_REQUEST:_ Exactly reproduce each line of the listing that follows.

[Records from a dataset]
____
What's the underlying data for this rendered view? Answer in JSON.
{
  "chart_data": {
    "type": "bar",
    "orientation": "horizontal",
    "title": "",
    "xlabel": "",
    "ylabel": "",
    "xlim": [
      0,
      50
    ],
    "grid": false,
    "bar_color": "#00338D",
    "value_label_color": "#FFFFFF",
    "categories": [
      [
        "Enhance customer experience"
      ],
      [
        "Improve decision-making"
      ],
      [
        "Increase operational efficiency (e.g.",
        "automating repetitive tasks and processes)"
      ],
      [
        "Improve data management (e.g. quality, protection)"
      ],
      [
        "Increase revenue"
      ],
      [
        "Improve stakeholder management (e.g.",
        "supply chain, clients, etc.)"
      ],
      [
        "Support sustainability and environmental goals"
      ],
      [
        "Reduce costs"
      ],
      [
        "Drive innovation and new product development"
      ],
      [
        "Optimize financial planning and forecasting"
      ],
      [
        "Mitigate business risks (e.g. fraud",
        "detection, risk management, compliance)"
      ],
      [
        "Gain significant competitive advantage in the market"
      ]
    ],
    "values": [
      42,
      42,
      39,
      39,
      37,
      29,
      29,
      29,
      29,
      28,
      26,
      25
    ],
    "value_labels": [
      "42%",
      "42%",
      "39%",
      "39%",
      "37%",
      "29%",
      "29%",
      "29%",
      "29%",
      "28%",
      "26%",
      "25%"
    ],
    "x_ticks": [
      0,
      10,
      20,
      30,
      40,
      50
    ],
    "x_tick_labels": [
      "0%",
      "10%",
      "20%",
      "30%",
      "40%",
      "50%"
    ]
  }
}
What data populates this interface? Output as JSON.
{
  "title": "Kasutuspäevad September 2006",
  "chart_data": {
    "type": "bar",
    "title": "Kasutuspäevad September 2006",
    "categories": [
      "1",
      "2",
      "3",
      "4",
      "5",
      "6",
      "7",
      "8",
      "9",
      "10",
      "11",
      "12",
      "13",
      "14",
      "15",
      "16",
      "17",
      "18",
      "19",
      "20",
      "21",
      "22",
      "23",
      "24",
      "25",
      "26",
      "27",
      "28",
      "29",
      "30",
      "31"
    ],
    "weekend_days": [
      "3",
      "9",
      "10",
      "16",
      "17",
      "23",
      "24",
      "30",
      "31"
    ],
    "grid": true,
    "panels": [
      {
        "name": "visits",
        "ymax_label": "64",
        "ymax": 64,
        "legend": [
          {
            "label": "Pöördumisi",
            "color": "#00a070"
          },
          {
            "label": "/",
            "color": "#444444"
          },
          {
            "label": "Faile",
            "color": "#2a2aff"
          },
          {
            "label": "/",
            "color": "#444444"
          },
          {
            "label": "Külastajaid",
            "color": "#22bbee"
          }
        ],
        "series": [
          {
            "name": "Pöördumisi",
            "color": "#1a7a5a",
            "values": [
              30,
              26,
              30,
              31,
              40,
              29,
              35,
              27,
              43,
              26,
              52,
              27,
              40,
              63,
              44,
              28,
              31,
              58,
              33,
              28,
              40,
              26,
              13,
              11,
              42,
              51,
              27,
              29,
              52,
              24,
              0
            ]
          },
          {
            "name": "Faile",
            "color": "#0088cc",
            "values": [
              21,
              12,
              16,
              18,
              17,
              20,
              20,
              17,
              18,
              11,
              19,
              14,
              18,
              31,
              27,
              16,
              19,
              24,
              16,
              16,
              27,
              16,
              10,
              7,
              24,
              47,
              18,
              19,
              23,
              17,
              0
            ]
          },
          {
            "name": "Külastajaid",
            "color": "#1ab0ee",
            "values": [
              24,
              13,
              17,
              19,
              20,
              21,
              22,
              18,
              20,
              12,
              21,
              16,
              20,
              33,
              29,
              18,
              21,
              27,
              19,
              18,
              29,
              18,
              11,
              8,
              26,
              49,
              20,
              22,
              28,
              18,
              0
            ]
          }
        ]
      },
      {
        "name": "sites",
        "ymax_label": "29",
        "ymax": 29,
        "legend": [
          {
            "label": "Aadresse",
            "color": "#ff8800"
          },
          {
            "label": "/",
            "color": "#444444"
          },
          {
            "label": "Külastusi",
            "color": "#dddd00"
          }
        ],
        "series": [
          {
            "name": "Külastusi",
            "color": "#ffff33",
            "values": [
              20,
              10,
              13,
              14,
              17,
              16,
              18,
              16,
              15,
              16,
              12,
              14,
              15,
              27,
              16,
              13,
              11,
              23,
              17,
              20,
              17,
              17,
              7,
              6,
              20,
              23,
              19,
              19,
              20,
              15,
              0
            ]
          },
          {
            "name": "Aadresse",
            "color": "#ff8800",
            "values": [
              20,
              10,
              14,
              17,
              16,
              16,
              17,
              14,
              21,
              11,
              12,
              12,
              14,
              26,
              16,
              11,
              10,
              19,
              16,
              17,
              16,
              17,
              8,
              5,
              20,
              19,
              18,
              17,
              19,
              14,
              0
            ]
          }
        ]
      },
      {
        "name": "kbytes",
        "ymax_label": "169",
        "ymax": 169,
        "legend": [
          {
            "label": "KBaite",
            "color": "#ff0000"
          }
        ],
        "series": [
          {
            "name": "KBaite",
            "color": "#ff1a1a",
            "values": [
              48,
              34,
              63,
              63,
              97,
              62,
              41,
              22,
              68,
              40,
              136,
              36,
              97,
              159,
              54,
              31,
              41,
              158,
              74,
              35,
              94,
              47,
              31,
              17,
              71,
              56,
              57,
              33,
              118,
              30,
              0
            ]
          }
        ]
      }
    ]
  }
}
____
_PROBLEM SOLUTION:_
What's the underlying data for this rendered view? Answer in JSON.
{
  "chart_data": {
    "type": "bar",
    "orientation": "horizontal",
    "title": "",
    "xlabel": "",
    "ylabel": "",
    "xlim": [
      0,
      50
    ],
    "grid": false,
    "bar_color": "#00338D",
    "value_label_color": "#FFFFFF",
    "categories": [
      [
        "Enhance customer experience"
      ],
      [
        "Improve decision-making"
      ],
      [
        "Increase operational efficiency (e.g.",
        "automating repetitive tasks and processes)"
      ],
      [
        "Improve data management (e.g. quality, protection)"
      ],
      [
        "Increase revenue"
      ],
      [
        "Improve stakeholder management (e.g.",
        "supply chain, clients, etc.)"
      ],
      [
        "Support sustainability and environmental goals"
      ],
      [
        "Reduce costs"
      ],
      [
        "Drive innovation and new product development"
      ],
      [
        "Optimize financial planning and forecasting"
      ],
      [
        "Mitigate business risks (e.g. fraud",
        "detection, risk management, compliance)"
      ],
      [
        "Gain significant competitive advantage in the market"
      ]
    ],
    "values": [
      42,
      42,
      39,
      39,
      37,
      29,
      29,
      29,
      29,
      28,
      26,
      25
    ],
    "value_labels": [
      "42%",
      "42%",
      "39%",
      "39%",
      "37%",
      "29%",
      "29%",
      "29%",
      "29%",
      "28%",
      "26%",
      "25%"
    ],
    "x_ticks": [
      0,
      10,
      20,
      30,
      40,
      50
    ],
    "x_tick_labels": [
      "0%",
      "10%",
      "20%",
      "30%",
      "40%",
      "50%"
    ]
  }
}
What data populates this interface? Output as JSON.
{
  "title": "Kasutuspäevad September 2006",
  "chart_data": {
    "type": "bar",
    "title": "Kasutuspäevad September 2006",
    "categories": [
      "1",
      "2",
      "3",
      "4",
      "5",
      "6",
      "7",
      "8",
      "9",
      "10",
      "11",
      "12",
      "13",
      "14",
      "15",
      "16",
      "17",
      "18",
      "19",
      "20",
      "21",
      "22",
      "23",
      "24",
      "25",
      "26",
      "27",
      "28",
      "29",
      "30",
      "31"
    ],
    "weekend_days": [
      "3",
      "9",
      "10",
      "16",
      "17",
      "23",
      "24",
      "30",
      "31"
    ],
    "grid": true,
    "panels": [
      {
        "name": "visits",
        "ymax_label": "64",
        "ymax": 64,
        "legend": [
          {
            "label": "Pöördumisi",
            "color": "#00a070"
          },
          {
            "label": "/",
            "color": "#444444"
          },
          {
            "label": "Faile",
            "color": "#2a2aff"
          },
          {
            "label": "/",
            "color": "#444444"
          },
          {
            "label": "Külastajaid",
            "color": "#22bbee"
          }
        ],
        "series": [
          {
            "name": "Pöördumisi",
            "color": "#1a7a5a",
            "values": [
              30,
              26,
              30,
              31,
              40,
              29,
              35,
              27,
              43,
              26,
              52,
              27,
              40,
              63,
              44,
              28,
              31,
              58,
              33,
              28,
              40,
              26,
              13,
              11,
              42,
              51,
              27,
              29,
              52,
              24,
              0
            ]
          },
          {
            "name": "Faile",
            "color": "#0088cc",
            "values": [
              21,
              12,
              16,
              18,
              17,
              20,
              20,
              17,
              18,
              11,
              19,
              14,
              18,
              31,
              27,
              16,
              19,
              24,
              16,
              16,
              27,
              16,
              10,
              7,
              24,
              47,
              18,
              19,
              23,
              17,
              0
            ]
          },
          {
            "name": "Külastajaid",
            "color": "#1ab0ee",
            "values": [
              24,
              13,
              17,
              19,
              20,
              21,
              22,
              18,
              20,
              12,
              21,
              16,
              20,
              33,
              29,
              18,
              21,
              27,
              19,
              18,
              29,
              18,
              11,
              8,
              26,
              49,
              20,
              22,
              28,
              18,
              0
            ]
          }
        ]
      },
      {
        "name": "sites",
        "ymax_label": "29",
        "ymax": 29,
        "legend": [
          {
            "label": "Aadresse",
            "color": "#ff8800"
          },
          {
            "label": "/",
            "color": "#444444"
          },
          {
            "label": "Külastusi",
            "color": "#dddd00"
          }
        ],
        "series": [
          {
            "name": "Külastusi",
            "color": "#ffff33",
            "values": [
              20,
              10,
              13,
              14,
              17,
              16,
              18,
              16,
              15,
              16,
              12,
              14,
              15,
              27,
              16,
              13,
              11,
              23,
              17,
              20,
              17,
              17,
              7,
              6,
              20,
              23,
              19,
              19,
              20,
              15,
              0
            ]
          },
          {
            "name": "Aadresse",
            "color": "#ff8800",
            "values": [
              20,
              10,
              14,
              17,
              16,
              16,
              17,
              14,
              21,
              11,
              12,
              12,
              14,
              26,
              16,
              11,
              10,
              19,
              16,
              17,
              16,
              17,
              8,
              5,
              20,
              19,
              18,
              17,
              19,
              14,
              0
            ]
          }
        ]
      },
      {
        "name": "kbytes",
        "ymax_label": "169",
        "ymax": 169,
        "legend": [
          {
            "label": "KBaite",
            "color": "#ff0000"
          }
        ],
        "series": [
          {
            "name": "KBaite",
            "color": "#ff1a1a",
            "values": [
              48,
              34,
              63,
              63,
              97,
              62,
              41,
              22,
              68,
              40,
              136,
              36,
              97,
              159,
              54,
              31,
              41,
              158,
              74,
              35,
              94,
              47,
              31,
              17,
              71,
              56,
              57,
              33,
              118,
              30,
              0
            ]
          }
        ]
      }
    ]
  }
}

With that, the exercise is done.